───── PROVIDED RECORDS ─────

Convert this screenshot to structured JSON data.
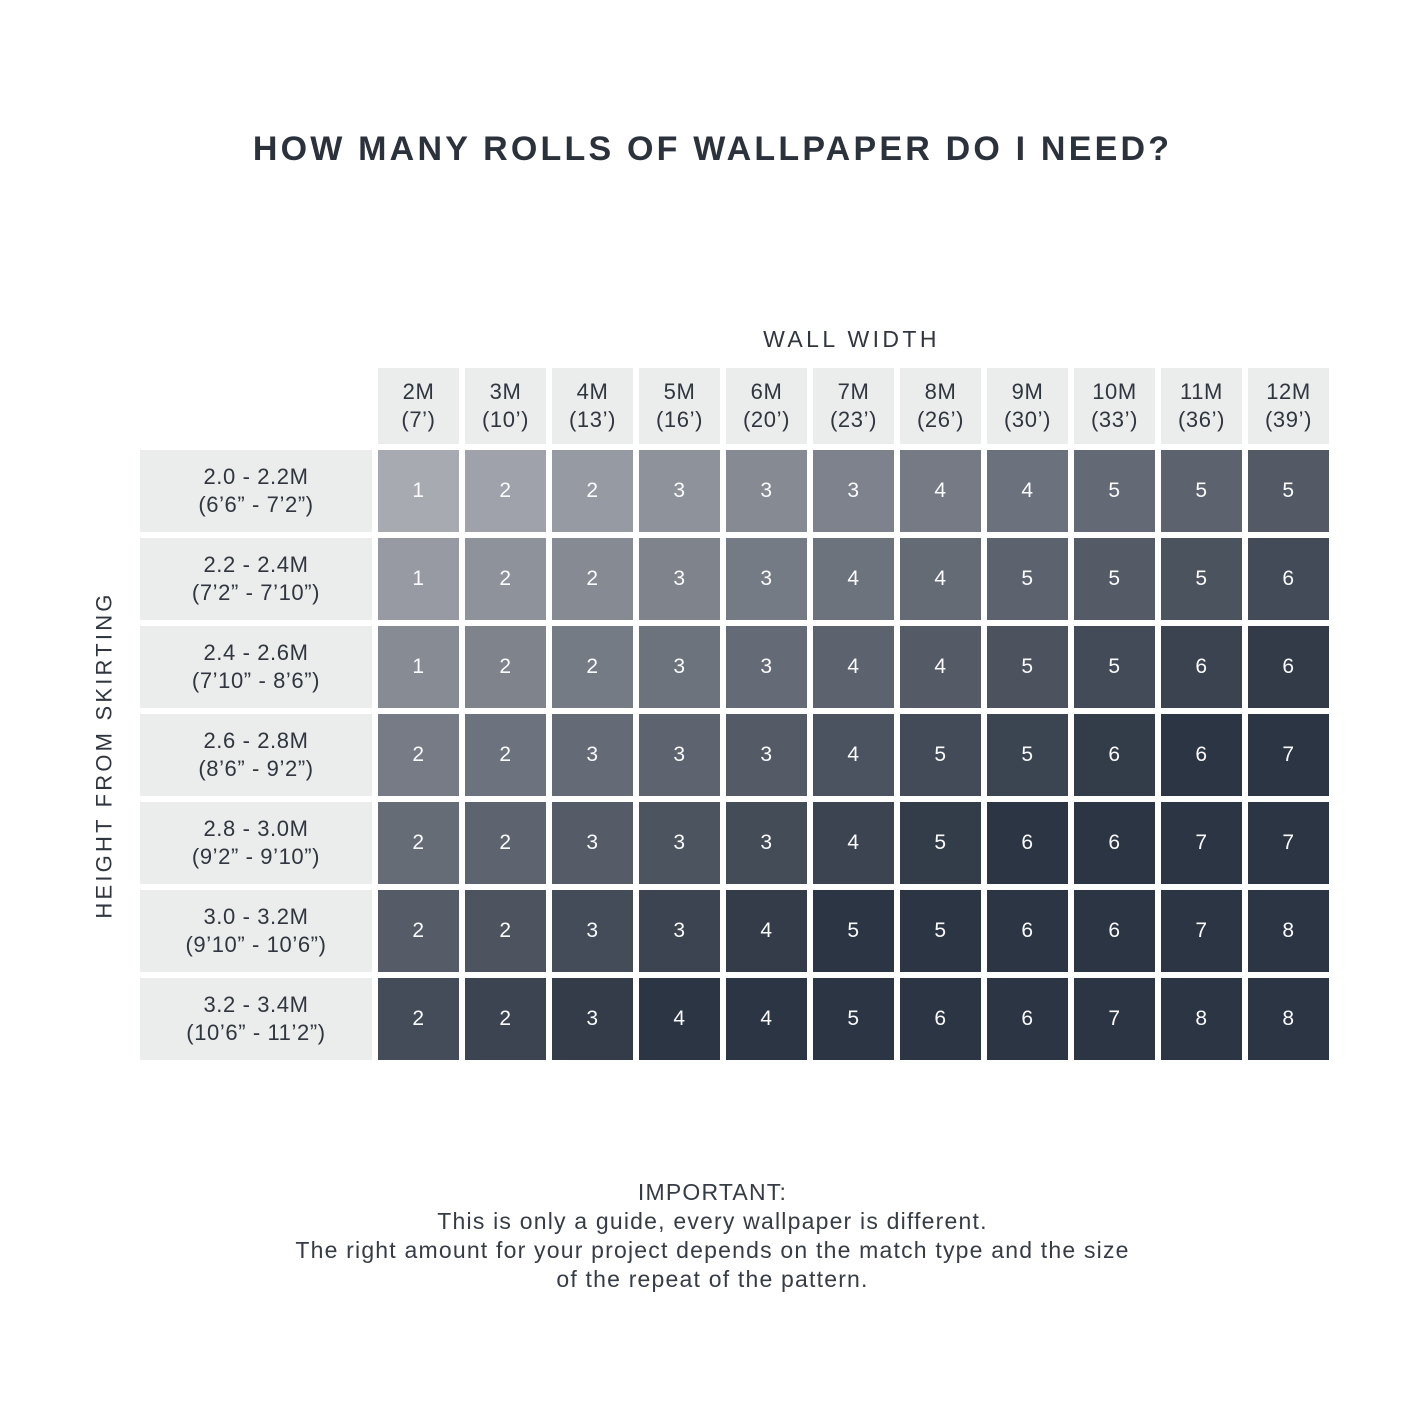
{
  "chart_data": {
    "type": "heatmap",
    "title": "HOW MANY ROLLS OF WALLPAPER DO I NEED?",
    "xlabel": "WALL WIDTH",
    "ylabel": "HEIGHT FROM SKIRTING",
    "columns": [
      {
        "metric": "2M",
        "imperial": "(7’)"
      },
      {
        "metric": "3M",
        "imperial": "(10’)"
      },
      {
        "metric": "4M",
        "imperial": "(13’)"
      },
      {
        "metric": "5M",
        "imperial": "(16’)"
      },
      {
        "metric": "6M",
        "imperial": "(20’)"
      },
      {
        "metric": "7M",
        "imperial": "(23’)"
      },
      {
        "metric": "8M",
        "imperial": "(26’)"
      },
      {
        "metric": "9M",
        "imperial": "(30’)"
      },
      {
        "metric": "10M",
        "imperial": "(33’)"
      },
      {
        "metric": "11M",
        "imperial": "(36’)"
      },
      {
        "metric": "12M",
        "imperial": "(39’)"
      }
    ],
    "rows": [
      {
        "metric": "2.0 - 2.2M",
        "imperial": "(6’6” - 7’2”)",
        "values": [
          1,
          2,
          2,
          3,
          3,
          3,
          4,
          4,
          5,
          5,
          5
        ]
      },
      {
        "metric": "2.2 - 2.4M",
        "imperial": "(7’2” - 7’10”)",
        "values": [
          1,
          2,
          2,
          3,
          3,
          4,
          4,
          5,
          5,
          5,
          6
        ]
      },
      {
        "metric": "2.4 - 2.6M",
        "imperial": "(7’10” - 8’6”)",
        "values": [
          1,
          2,
          2,
          3,
          3,
          4,
          4,
          5,
          5,
          6,
          6
        ]
      },
      {
        "metric": "2.6 - 2.8M",
        "imperial": "(8’6” - 9’2”)",
        "values": [
          2,
          2,
          3,
          3,
          3,
          4,
          5,
          5,
          6,
          6,
          7
        ]
      },
      {
        "metric": "2.8 - 3.0M",
        "imperial": "(9’2” - 9’10”)",
        "values": [
          2,
          2,
          3,
          3,
          3,
          4,
          5,
          6,
          6,
          7,
          7
        ]
      },
      {
        "metric": "3.0 - 3.2M",
        "imperial": "(9’10” - 10’6”)",
        "values": [
          2,
          2,
          3,
          3,
          4,
          5,
          5,
          6,
          6,
          7,
          8
        ]
      },
      {
        "metric": "3.2 - 3.4M",
        "imperial": "(10’6” - 11’2”)",
        "values": [
          2,
          2,
          3,
          4,
          4,
          5,
          6,
          6,
          7,
          8,
          8
        ]
      }
    ]
  },
  "footer": {
    "heading": "IMPORTANT:",
    "lines": [
      "This is only a guide, every wallpaper is different.",
      "The right amount for your project depends on the match type and the size",
      "of the repeat of the pattern."
    ]
  },
  "colors": {
    "cell_light": "#a7aab1",
    "cell_dark": "#2c3543",
    "header_bg": "#ebecec",
    "text": "#30363f",
    "cell_text": "#fbfbfc"
  }
}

─────

**WHAT YOU WILL DO**
Copy the whole listing above word for word but do not carry over the pictures.

**ANSWER**
Convert this screenshot to structured JSON data.
{
  "chart_data": {
    "type": "heatmap",
    "title": "HOW MANY ROLLS OF WALLPAPER DO I NEED?",
    "xlabel": "WALL WIDTH",
    "ylabel": "HEIGHT FROM SKIRTING",
    "columns": [
      {
        "metric": "2M",
        "imperial": "(7’)"
      },
      {
        "metric": "3M",
        "imperial": "(10’)"
      },
      {
        "metric": "4M",
        "imperial": "(13’)"
      },
      {
        "metric": "5M",
        "imperial": "(16’)"
      },
      {
        "metric": "6M",
        "imperial": "(20’)"
      },
      {
        "metric": "7M",
        "imperial": "(23’)"
      },
      {
        "metric": "8M",
        "imperial": "(26’)"
      },
      {
        "metric": "9M",
        "imperial": "(30’)"
      },
      {
        "metric": "10M",
        "imperial": "(33’)"
      },
      {
        "metric": "11M",
        "imperial": "(36’)"
      },
      {
        "metric": "12M",
        "imperial": "(39’)"
      }
    ],
    "rows": [
      {
        "metric": "2.0 - 2.2M",
        "imperial": "(6’6” - 7’2”)",
        "values": [
          1,
          2,
          2,
          3,
          3,
          3,
          4,
          4,
          5,
          5,
          5
        ]
      },
      {
        "metric": "2.2 - 2.4M",
        "imperial": "(7’2” - 7’10”)",
        "values": [
          1,
          2,
          2,
          3,
          3,
          4,
          4,
          5,
          5,
          5,
          6
        ]
      },
      {
        "metric": "2.4 - 2.6M",
        "imperial": "(7’10” - 8’6”)",
        "values": [
          1,
          2,
          2,
          3,
          3,
          4,
          4,
          5,
          5,
          6,
          6
        ]
      },
      {
        "metric": "2.6 - 2.8M",
        "imperial": "(8’6” - 9’2”)",
        "values": [
          2,
          2,
          3,
          3,
          3,
          4,
          5,
          5,
          6,
          6,
          7
        ]
      },
      {
        "metric": "2.8 - 3.0M",
        "imperial": "(9’2” - 9’10”)",
        "values": [
          2,
          2,
          3,
          3,
          3,
          4,
          5,
          6,
          6,
          7,
          7
        ]
      },
      {
        "metric": "3.0 - 3.2M",
        "imperial": "(9’10” - 10’6”)",
        "values": [
          2,
          2,
          3,
          3,
          4,
          5,
          5,
          6,
          6,
          7,
          8
        ]
      },
      {
        "metric": "3.2 - 3.4M",
        "imperial": "(10’6” - 11’2”)",
        "values": [
          2,
          2,
          3,
          4,
          4,
          5,
          6,
          6,
          7,
          8,
          8
        ]
      }
    ]
  },
  "footer": {
    "heading": "IMPORTANT:",
    "lines": [
      "This is only a guide, every wallpaper is different.",
      "The right amount for your project depends on the match type and the size",
      "of the repeat of the pattern."
    ]
  },
  "colors": {
    "cell_light": "#a7aab1",
    "cell_dark": "#2c3543",
    "header_bg": "#ebecec",
    "text": "#30363f",
    "cell_text": "#fbfbfc"
  }
}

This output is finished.